─── Records for the task

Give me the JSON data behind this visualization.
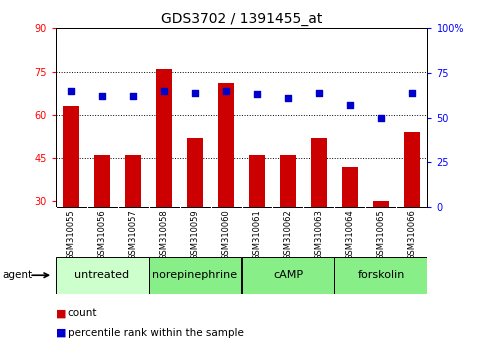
{
  "title": "GDS3702 / 1391455_at",
  "samples": [
    "GSM310055",
    "GSM310056",
    "GSM310057",
    "GSM310058",
    "GSM310059",
    "GSM310060",
    "GSM310061",
    "GSM310062",
    "GSM310063",
    "GSM310064",
    "GSM310065",
    "GSM310066"
  ],
  "counts": [
    63,
    46,
    46,
    76,
    52,
    71,
    46,
    46,
    52,
    42,
    30,
    54
  ],
  "percentile_ranks": [
    65,
    62,
    62,
    65,
    64,
    65,
    63,
    61,
    64,
    57,
    50,
    64
  ],
  "agents": [
    {
      "label": "untreated",
      "start": 0,
      "end": 3,
      "color": "#ccffcc"
    },
    {
      "label": "norepinephrine",
      "start": 3,
      "end": 6,
      "color": "#88ee88"
    },
    {
      "label": "cAMP",
      "start": 6,
      "end": 9,
      "color": "#88ee88"
    },
    {
      "label": "forskolin",
      "start": 9,
      "end": 12,
      "color": "#88ee88"
    }
  ],
  "ylim_left": [
    28,
    90
  ],
  "ylim_right": [
    0,
    100
  ],
  "yticks_left": [
    30,
    45,
    60,
    75,
    90
  ],
  "yticks_right": [
    0,
    25,
    50,
    75,
    100
  ],
  "ytick_labels_right": [
    "0",
    "25",
    "50",
    "75",
    "100%"
  ],
  "hlines": [
    45,
    60,
    75
  ],
  "bar_color": "#cc0000",
  "dot_color": "#0000cc",
  "bar_width": 0.5,
  "agent_label_fontsize": 8,
  "tick_fontsize": 7,
  "title_fontsize": 10,
  "legend_items": [
    "count",
    "percentile rank within the sample"
  ],
  "background_color": "#ffffff",
  "tick_area_bg": "#bbbbbb"
}
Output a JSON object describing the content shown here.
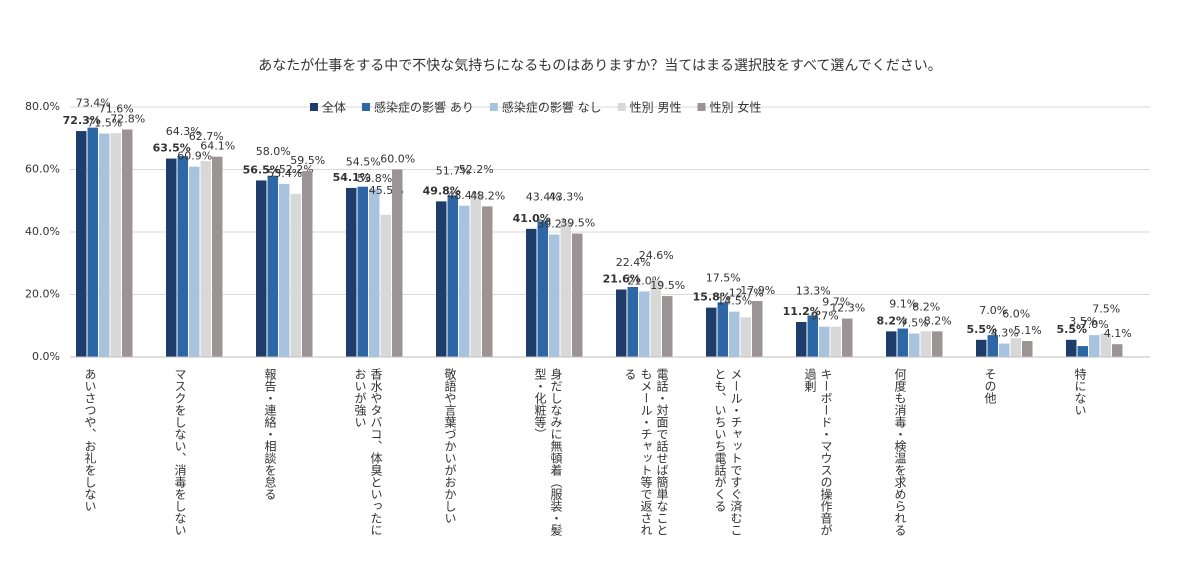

──────

**Do this**
Omitting all images, retype each line of the records precisely.

**Written solution**
Give me the JSON data behind this visualization.
{
  "title": "GDS3702 / 1391455_at",
  "samples": [
    "GSM310055",
    "GSM310056",
    "GSM310057",
    "GSM310058",
    "GSM310059",
    "GSM310060",
    "GSM310061",
    "GSM310062",
    "GSM310063",
    "GSM310064",
    "GSM310065",
    "GSM310066"
  ],
  "counts": [
    63,
    46,
    46,
    76,
    52,
    71,
    46,
    46,
    52,
    42,
    30,
    54
  ],
  "percentile_ranks": [
    65,
    62,
    62,
    65,
    64,
    65,
    63,
    61,
    64,
    57,
    50,
    64
  ],
  "agents": [
    {
      "label": "untreated",
      "start": 0,
      "end": 3,
      "color": "#ccffcc"
    },
    {
      "label": "norepinephrine",
      "start": 3,
      "end": 6,
      "color": "#88ee88"
    },
    {
      "label": "cAMP",
      "start": 6,
      "end": 9,
      "color": "#88ee88"
    },
    {
      "label": "forskolin",
      "start": 9,
      "end": 12,
      "color": "#88ee88"
    }
  ],
  "ylim_left": [
    28,
    90
  ],
  "ylim_right": [
    0,
    100
  ],
  "yticks_left": [
    30,
    45,
    60,
    75,
    90
  ],
  "yticks_right": [
    0,
    25,
    50,
    75,
    100
  ],
  "ytick_labels_right": [
    "0",
    "25",
    "50",
    "75",
    "100%"
  ],
  "hlines": [
    45,
    60,
    75
  ],
  "bar_color": "#cc0000",
  "dot_color": "#0000cc",
  "bar_width": 0.5,
  "agent_label_fontsize": 8,
  "tick_fontsize": 7,
  "title_fontsize": 10,
  "legend_items": [
    "count",
    "percentile rank within the sample"
  ],
  "background_color": "#ffffff",
  "tick_area_bg": "#bbbbbb"
}
Output a JSON object describing the content shown here.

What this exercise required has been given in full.